§ SHORT TASK: Extract each line bearing the word "JSON".

* START DATASET EXTRACT *

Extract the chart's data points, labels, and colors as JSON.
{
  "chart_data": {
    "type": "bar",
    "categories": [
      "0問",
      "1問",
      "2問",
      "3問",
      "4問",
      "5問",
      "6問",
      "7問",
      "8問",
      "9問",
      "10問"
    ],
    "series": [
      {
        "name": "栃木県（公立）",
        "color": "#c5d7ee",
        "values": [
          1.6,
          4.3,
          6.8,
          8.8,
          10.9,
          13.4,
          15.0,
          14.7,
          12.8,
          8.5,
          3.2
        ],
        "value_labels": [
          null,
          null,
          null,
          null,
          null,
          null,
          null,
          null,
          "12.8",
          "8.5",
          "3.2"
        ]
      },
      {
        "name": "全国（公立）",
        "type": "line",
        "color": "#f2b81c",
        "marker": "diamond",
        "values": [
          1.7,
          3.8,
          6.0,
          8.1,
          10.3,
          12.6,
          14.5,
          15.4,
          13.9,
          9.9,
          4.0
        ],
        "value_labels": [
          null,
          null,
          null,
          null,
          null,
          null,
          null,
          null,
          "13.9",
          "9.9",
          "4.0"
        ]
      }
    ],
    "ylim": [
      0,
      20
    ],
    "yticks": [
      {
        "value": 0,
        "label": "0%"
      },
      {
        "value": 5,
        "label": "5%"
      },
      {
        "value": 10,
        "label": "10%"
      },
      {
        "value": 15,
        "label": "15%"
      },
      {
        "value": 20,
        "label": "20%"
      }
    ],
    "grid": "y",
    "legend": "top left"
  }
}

* END DATASET EXTRACT *
* START DATASET EXTRACT *

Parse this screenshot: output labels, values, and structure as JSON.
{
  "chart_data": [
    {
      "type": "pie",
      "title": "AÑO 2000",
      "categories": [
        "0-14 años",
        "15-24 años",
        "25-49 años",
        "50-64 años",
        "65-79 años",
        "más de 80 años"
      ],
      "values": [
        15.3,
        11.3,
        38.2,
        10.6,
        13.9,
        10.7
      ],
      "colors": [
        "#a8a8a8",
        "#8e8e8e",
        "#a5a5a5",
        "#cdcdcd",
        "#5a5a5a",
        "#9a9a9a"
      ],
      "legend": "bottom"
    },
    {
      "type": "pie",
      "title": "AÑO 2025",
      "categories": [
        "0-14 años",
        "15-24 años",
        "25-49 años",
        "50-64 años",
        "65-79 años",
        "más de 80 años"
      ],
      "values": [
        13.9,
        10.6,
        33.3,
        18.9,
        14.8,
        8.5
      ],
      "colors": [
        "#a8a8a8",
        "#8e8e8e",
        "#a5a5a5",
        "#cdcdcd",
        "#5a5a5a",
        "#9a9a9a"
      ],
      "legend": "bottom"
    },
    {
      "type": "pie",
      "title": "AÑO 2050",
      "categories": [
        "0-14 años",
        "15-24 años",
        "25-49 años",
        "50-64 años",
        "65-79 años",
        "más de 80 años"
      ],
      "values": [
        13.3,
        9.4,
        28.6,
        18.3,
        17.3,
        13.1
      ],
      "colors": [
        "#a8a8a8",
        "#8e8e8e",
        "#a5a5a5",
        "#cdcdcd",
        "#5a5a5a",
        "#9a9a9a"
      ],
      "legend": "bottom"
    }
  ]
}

* END DATASET EXTRACT *

§ SOLUTION TO THE PROBLEM:
Extract the chart's data points, labels, and colors as JSON.
Parse this screenshot: output labels, values, and structure as JSON.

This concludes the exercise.